● Goal of the exercise
Every entry must be given again exactly.
····················
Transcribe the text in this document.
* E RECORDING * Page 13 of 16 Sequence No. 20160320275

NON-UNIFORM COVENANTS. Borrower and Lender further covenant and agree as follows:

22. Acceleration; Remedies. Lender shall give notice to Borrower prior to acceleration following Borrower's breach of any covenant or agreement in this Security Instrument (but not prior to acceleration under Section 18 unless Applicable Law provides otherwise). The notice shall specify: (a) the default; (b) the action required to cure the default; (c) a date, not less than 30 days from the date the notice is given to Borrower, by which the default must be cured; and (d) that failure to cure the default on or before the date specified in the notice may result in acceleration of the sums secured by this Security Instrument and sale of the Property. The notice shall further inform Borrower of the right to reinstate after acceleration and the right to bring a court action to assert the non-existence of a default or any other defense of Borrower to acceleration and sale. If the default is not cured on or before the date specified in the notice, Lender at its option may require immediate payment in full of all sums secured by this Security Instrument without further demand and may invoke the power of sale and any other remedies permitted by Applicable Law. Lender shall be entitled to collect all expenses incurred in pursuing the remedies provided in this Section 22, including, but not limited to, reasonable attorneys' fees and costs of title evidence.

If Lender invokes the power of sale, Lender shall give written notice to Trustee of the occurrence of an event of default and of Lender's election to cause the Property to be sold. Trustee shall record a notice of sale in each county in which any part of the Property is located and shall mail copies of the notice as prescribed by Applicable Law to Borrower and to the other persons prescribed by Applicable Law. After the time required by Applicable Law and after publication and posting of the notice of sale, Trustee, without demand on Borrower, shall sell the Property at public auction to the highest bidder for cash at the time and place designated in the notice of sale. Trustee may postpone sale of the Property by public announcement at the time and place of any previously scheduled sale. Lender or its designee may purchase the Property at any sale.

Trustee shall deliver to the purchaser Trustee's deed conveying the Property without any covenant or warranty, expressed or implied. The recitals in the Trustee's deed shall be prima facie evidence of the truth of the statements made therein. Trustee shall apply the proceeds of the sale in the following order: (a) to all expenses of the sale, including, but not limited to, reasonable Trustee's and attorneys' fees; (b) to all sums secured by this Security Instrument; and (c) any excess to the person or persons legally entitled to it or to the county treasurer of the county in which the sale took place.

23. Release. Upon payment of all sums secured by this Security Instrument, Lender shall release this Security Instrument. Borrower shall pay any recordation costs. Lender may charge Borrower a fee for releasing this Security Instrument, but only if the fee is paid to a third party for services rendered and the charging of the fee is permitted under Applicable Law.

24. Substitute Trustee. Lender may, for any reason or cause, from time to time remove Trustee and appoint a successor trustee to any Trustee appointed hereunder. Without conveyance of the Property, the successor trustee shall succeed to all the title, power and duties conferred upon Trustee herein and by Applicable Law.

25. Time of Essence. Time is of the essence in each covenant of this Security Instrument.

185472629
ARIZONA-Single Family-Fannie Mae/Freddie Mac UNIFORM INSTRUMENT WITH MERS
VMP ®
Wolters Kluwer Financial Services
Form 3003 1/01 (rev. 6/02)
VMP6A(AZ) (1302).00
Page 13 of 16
····················
● Result below
Transcribe the text in this document.
* E RECORDING * Page 13 of 16 Sequence No. 20160320275

NON-UNIFORM COVENANTS. Borrower and Lender further covenant and agree as follows:

22. Acceleration; Remedies. Lender shall give notice to Borrower prior to acceleration following Borrower's breach of any covenant or agreement in this Security Instrument (but not prior to acceleration under Section 18 unless Applicable Law provides otherwise). The notice shall specify: (a) the default; (b) the action required to cure the default; (c) a date, not less than 30 days from the date the notice is given to Borrower, by which the default must be cured; and (d) that failure to cure the default on or before the date specified in the notice may result in acceleration of the sums secured by this Security Instrument and sale of the Property. The notice shall further inform Borrower of the right to reinstate after acceleration and the right to bring a court action to assert the non-existence of a default or any other defense of Borrower to acceleration and sale. If the default is not cured on or before the date specified in the notice, Lender at its option may require immediate payment in full of all sums secured by this Security Instrument without further demand and may invoke the power of sale and any other remedies permitted by Applicable Law. Lender shall be entitled to collect all expenses incurred in pursuing the remedies provided in this Section 22, including, but not limited to, reasonable attorneys' fees and costs of title evidence.

If Lender invokes the power of sale, Lender shall give written notice to Trustee of the occurrence of an event of default and of Lender's election to cause the Property to be sold. Trustee shall record a notice of sale in each county in which any part of the Property is located and shall mail copies of the notice as prescribed by Applicable Law to Borrower and to the other persons prescribed by Applicable Law. After the time required by Applicable Law and after publication and posting of the notice of sale, Trustee, without demand on Borrower, shall sell the Property at public auction to the highest bidder for cash at the time and place designated in the notice of sale. Trustee may postpone sale of the Property by public announcement at the time and place of any previously scheduled sale. Lender or its designee may purchase the Property at any sale.

Trustee shall deliver to the purchaser Trustee's deed conveying the Property without any covenant or warranty, expressed or implied. The recitals in the Trustee's deed shall be prima facie evidence of the truth of the statements made therein. Trustee shall apply the proceeds of the sale in the following order: (a) to all expenses of the sale, including, but not limited to, reasonable Trustee's and attorneys' fees; (b) to all sums secured by this Security Instrument; and (c) any excess to the person or persons legally entitled to it or to the county treasurer of the county in which the sale took place.

23. Release. Upon payment of all sums secured by this Security Instrument, Lender shall release this Security Instrument. Borrower shall pay any recordation costs. Lender may charge Borrower a fee for releasing this Security Instrument, but only if the fee is paid to a third party for services rendered and the charging of the fee is permitted under Applicable Law.

24. Substitute Trustee. Lender may, for any reason or cause, from time to time remove Trustee and appoint a successor trustee to any Trustee appointed hereunder. Without conveyance of the Property, the successor trustee shall succeed to all the title, power and duties conferred upon Trustee herein and by Applicable Law.

25. Time of Essence. Time is of the essence in each covenant of this Security Instrument.

185472629
ARIZONA-Single Family-Fannie Mae/Freddie Mac UNIFORM INSTRUMENT WITH MERS
VMP ®
Wolters Kluwer Financial Services
Form 3003 1/01 (rev. 6/02)
VMP6A(AZ) (1302).00
Page 13 of 16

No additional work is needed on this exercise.